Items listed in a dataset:
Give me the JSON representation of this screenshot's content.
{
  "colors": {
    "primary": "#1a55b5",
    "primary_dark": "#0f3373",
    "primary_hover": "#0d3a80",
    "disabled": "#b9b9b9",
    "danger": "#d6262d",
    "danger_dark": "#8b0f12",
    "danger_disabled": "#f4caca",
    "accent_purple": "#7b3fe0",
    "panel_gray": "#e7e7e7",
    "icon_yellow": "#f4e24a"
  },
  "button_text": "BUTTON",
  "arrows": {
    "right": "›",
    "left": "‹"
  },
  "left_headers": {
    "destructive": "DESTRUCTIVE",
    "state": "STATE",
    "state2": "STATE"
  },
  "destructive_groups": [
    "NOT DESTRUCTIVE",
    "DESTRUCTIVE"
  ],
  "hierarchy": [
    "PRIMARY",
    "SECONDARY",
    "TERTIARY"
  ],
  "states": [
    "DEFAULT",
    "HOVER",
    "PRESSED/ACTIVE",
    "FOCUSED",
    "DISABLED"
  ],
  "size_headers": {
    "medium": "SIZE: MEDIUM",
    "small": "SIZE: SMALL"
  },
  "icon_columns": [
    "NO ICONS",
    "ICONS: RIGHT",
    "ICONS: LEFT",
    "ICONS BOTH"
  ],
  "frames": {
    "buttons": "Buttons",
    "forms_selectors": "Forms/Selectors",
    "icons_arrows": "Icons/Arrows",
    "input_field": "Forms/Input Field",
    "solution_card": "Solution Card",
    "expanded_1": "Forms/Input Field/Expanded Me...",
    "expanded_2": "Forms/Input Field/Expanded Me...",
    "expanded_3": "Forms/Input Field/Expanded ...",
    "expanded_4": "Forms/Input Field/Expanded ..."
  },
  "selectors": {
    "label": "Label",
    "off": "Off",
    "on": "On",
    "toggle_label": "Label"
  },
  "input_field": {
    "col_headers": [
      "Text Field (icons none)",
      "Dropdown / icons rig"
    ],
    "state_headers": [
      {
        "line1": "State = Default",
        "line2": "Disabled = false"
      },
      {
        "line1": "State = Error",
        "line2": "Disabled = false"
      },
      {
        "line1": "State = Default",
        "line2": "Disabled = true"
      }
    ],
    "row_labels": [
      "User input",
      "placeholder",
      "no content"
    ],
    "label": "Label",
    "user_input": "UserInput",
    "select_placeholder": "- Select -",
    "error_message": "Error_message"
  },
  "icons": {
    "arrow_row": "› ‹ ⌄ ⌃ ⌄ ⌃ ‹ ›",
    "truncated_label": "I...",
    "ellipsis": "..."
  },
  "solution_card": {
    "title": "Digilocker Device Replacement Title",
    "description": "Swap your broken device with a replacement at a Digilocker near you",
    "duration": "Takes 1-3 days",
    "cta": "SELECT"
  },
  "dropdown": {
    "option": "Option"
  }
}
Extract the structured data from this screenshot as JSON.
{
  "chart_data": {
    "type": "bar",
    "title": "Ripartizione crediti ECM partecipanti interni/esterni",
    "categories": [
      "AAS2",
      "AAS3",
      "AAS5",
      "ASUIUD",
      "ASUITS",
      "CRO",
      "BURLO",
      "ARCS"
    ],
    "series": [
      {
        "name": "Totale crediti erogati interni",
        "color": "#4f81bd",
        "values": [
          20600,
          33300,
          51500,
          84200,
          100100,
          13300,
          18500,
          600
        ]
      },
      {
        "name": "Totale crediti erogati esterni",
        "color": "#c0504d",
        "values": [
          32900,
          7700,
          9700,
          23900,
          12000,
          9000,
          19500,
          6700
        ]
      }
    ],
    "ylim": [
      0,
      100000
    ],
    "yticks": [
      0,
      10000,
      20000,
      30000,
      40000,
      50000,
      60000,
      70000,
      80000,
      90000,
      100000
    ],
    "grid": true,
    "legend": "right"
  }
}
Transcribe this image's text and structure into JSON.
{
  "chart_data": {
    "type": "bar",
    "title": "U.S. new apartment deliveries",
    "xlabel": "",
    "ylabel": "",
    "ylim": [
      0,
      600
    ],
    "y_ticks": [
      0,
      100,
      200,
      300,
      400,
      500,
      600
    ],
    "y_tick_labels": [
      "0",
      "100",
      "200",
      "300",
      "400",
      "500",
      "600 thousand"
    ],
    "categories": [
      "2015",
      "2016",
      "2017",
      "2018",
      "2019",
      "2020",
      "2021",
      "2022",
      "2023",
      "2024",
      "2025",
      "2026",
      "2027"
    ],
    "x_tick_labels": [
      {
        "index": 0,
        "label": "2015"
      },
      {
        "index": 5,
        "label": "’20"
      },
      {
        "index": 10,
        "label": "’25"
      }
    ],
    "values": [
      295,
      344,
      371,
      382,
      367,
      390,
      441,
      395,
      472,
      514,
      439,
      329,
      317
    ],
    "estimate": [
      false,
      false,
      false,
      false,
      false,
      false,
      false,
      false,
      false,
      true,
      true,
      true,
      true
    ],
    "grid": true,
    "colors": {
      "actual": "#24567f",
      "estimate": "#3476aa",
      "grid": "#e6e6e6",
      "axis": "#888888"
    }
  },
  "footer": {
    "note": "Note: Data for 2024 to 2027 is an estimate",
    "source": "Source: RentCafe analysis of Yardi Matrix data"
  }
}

Set problem: Transcribe each entry precisely, missing none.

Answer to the problem:
Give me the JSON representation of this screenshot's content.
{
  "colors": {
    "primary": "#1a55b5",
    "primary_dark": "#0f3373",
    "primary_hover": "#0d3a80",
    "disabled": "#b9b9b9",
    "danger": "#d6262d",
    "danger_dark": "#8b0f12",
    "danger_disabled": "#f4caca",
    "accent_purple": "#7b3fe0",
    "panel_gray": "#e7e7e7",
    "icon_yellow": "#f4e24a"
  },
  "button_text": "BUTTON",
  "arrows": {
    "right": "›",
    "left": "‹"
  },
  "left_headers": {
    "destructive": "DESTRUCTIVE",
    "state": "STATE",
    "state2": "STATE"
  },
  "destructive_groups": [
    "NOT DESTRUCTIVE",
    "DESTRUCTIVE"
  ],
  "hierarchy": [
    "PRIMARY",
    "SECONDARY",
    "TERTIARY"
  ],
  "states": [
    "DEFAULT",
    "HOVER",
    "PRESSED/ACTIVE",
    "FOCUSED",
    "DISABLED"
  ],
  "size_headers": {
    "medium": "SIZE: MEDIUM",
    "small": "SIZE: SMALL"
  },
  "icon_columns": [
    "NO ICONS",
    "ICONS: RIGHT",
    "ICONS: LEFT",
    "ICONS BOTH"
  ],
  "frames": {
    "buttons": "Buttons",
    "forms_selectors": "Forms/Selectors",
    "icons_arrows": "Icons/Arrows",
    "input_field": "Forms/Input Field",
    "solution_card": "Solution Card",
    "expanded_1": "Forms/Input Field/Expanded Me...",
    "expanded_2": "Forms/Input Field/Expanded Me...",
    "expanded_3": "Forms/Input Field/Expanded ...",
    "expanded_4": "Forms/Input Field/Expanded ..."
  },
  "selectors": {
    "label": "Label",
    "off": "Off",
    "on": "On",
    "toggle_label": "Label"
  },
  "input_field": {
    "col_headers": [
      "Text Field (icons none)",
      "Dropdown / icons rig"
    ],
    "state_headers": [
      {
        "line1": "State = Default",
        "line2": "Disabled = false"
      },
      {
        "line1": "State = Error",
        "line2": "Disabled = false"
      },
      {
        "line1": "State = Default",
        "line2": "Disabled = true"
      }
    ],
    "row_labels": [
      "User input",
      "placeholder",
      "no content"
    ],
    "label": "Label",
    "user_input": "UserInput",
    "select_placeholder": "- Select -",
    "error_message": "Error_message"
  },
  "icons": {
    "arrow_row": "› ‹ ⌄ ⌃ ⌄ ⌃ ‹ ›",
    "truncated_label": "I...",
    "ellipsis": "..."
  },
  "solution_card": {
    "title": "Digilocker Device Replacement Title",
    "description": "Swap your broken device with a replacement at a Digilocker near you",
    "duration": "Takes 1-3 days",
    "cta": "SELECT"
  },
  "dropdown": {
    "option": "Option"
  }
}
Extract the structured data from this screenshot as JSON.
{
  "chart_data": {
    "type": "bar",
    "title": "Ripartizione crediti ECM partecipanti interni/esterni",
    "categories": [
      "AAS2",
      "AAS3",
      "AAS5",
      "ASUIUD",
      "ASUITS",
      "CRO",
      "BURLO",
      "ARCS"
    ],
    "series": [
      {
        "name": "Totale crediti erogati interni",
        "color": "#4f81bd",
        "values": [
          20600,
          33300,
          51500,
          84200,
          100100,
          13300,
          18500,
          600
        ]
      },
      {
        "name": "Totale crediti erogati esterni",
        "color": "#c0504d",
        "values": [
          32900,
          7700,
          9700,
          23900,
          12000,
          9000,
          19500,
          6700
        ]
      }
    ],
    "ylim": [
      0,
      100000
    ],
    "yticks": [
      0,
      10000,
      20000,
      30000,
      40000,
      50000,
      60000,
      70000,
      80000,
      90000,
      100000
    ],
    "grid": true,
    "legend": "right"
  }
}
Transcribe this image's text and structure into JSON.
{
  "chart_data": {
    "type": "bar",
    "title": "U.S. new apartment deliveries",
    "xlabel": "",
    "ylabel": "",
    "ylim": [
      0,
      600
    ],
    "y_ticks": [
      0,
      100,
      200,
      300,
      400,
      500,
      600
    ],
    "y_tick_labels": [
      "0",
      "100",
      "200",
      "300",
      "400",
      "500",
      "600 thousand"
    ],
    "categories": [
      "2015",
      "2016",
      "2017",
      "2018",
      "2019",
      "2020",
      "2021",
      "2022",
      "2023",
      "2024",
      "2025",
      "2026",
      "2027"
    ],
    "x_tick_labels": [
      {
        "index": 0,
        "label": "2015"
      },
      {
        "index": 5,
        "label": "’20"
      },
      {
        "index": 10,
        "label": "’25"
      }
    ],
    "values": [
      295,
      344,
      371,
      382,
      367,
      390,
      441,
      395,
      472,
      514,
      439,
      329,
      317
    ],
    "estimate": [
      false,
      false,
      false,
      false,
      false,
      false,
      false,
      false,
      false,
      true,
      true,
      true,
      true
    ],
    "grid": true,
    "colors": {
      "actual": "#24567f",
      "estimate": "#3476aa",
      "grid": "#e6e6e6",
      "axis": "#888888"
    }
  },
  "footer": {
    "note": "Note: Data for 2024 to 2027 is an estimate",
    "source": "Source: RentCafe analysis of Yardi Matrix data"
  }
}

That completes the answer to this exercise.